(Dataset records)
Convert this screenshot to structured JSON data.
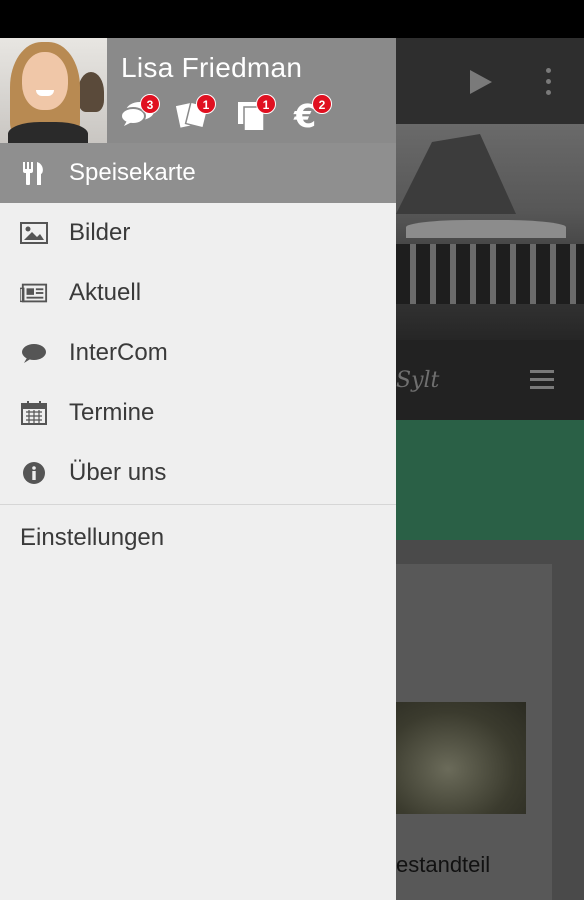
{
  "user": {
    "name": "Lisa Friedman",
    "badges": {
      "messages": "3",
      "vouchers": "1",
      "documents": "1",
      "payments": "2"
    }
  },
  "menu": {
    "items": [
      {
        "label": "Speisekarte",
        "icon": "cutlery-icon",
        "active": true
      },
      {
        "label": "Bilder",
        "icon": "image-icon"
      },
      {
        "label": "Aktuell",
        "icon": "newspaper-icon"
      },
      {
        "label": "InterCom",
        "icon": "chat-bubble-icon"
      },
      {
        "label": "Termine",
        "icon": "calendar-icon"
      },
      {
        "label": "Über uns",
        "icon": "info-icon"
      }
    ],
    "settings_label": "Einstellungen"
  },
  "background": {
    "text_fragment": "estandteil"
  },
  "colors": {
    "drawer_bg": "#efefef",
    "header_bg": "#8a8a8a",
    "active_bg": "#8f8f8f",
    "badge": "#e01020",
    "green_band": "#2a6046"
  }
}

▸ **Work to be completed**
Your answer should be a single number: the count of lines in the data that include the word "icon".

▸ **Reply to the exercise**
6